SHORT PROBLEM:
Gather the lines below that include the string "JSON", copying each in full.

## START PROVIDED ENTRIES

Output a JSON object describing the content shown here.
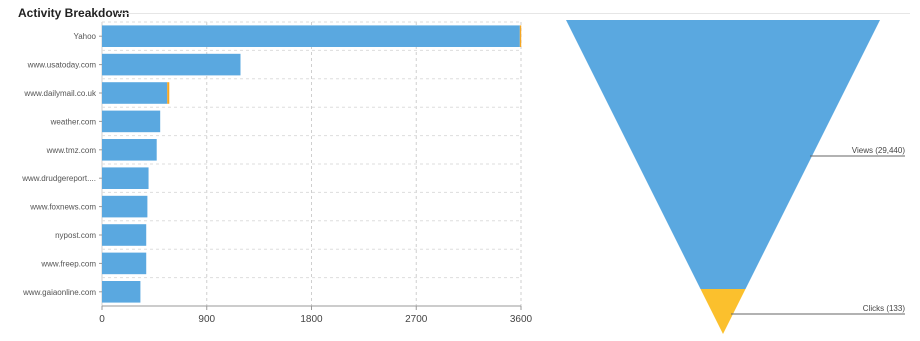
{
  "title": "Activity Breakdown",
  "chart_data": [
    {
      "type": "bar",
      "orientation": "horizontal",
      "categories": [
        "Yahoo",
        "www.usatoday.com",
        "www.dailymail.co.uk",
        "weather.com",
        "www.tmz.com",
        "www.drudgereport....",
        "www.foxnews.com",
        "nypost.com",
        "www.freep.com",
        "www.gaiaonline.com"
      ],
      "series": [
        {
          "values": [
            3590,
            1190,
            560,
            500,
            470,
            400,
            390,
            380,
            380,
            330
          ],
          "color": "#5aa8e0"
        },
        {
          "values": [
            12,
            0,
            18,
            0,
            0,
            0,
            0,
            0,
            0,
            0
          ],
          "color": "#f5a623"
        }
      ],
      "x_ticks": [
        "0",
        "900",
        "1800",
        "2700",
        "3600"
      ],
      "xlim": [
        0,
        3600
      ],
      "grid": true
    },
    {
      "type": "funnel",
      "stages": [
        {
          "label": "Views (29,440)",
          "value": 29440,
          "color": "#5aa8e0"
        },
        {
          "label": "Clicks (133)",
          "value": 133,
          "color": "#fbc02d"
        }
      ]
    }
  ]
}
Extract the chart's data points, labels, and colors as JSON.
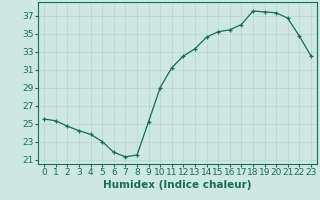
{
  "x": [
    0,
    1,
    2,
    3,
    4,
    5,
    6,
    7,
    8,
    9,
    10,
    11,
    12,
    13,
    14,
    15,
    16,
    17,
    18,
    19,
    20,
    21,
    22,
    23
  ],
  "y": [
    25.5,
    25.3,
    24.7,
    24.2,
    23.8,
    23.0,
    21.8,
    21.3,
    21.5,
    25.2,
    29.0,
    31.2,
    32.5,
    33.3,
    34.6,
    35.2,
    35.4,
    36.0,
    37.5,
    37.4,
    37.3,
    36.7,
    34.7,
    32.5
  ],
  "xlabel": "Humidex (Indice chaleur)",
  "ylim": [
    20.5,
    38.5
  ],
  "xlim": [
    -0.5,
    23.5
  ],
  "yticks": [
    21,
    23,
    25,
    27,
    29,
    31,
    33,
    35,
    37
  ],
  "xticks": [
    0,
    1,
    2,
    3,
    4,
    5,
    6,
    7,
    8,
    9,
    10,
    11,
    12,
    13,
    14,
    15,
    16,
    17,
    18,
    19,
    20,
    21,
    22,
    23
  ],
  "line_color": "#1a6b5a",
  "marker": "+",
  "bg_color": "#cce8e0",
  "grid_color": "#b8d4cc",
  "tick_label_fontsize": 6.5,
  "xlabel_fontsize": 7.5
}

## END PROVIDED ENTRIES

RESULT FOR THIS EXERCISE:
Output a JSON object describing the content shown here.
Extract the chart's data points, labels, and colors as JSON.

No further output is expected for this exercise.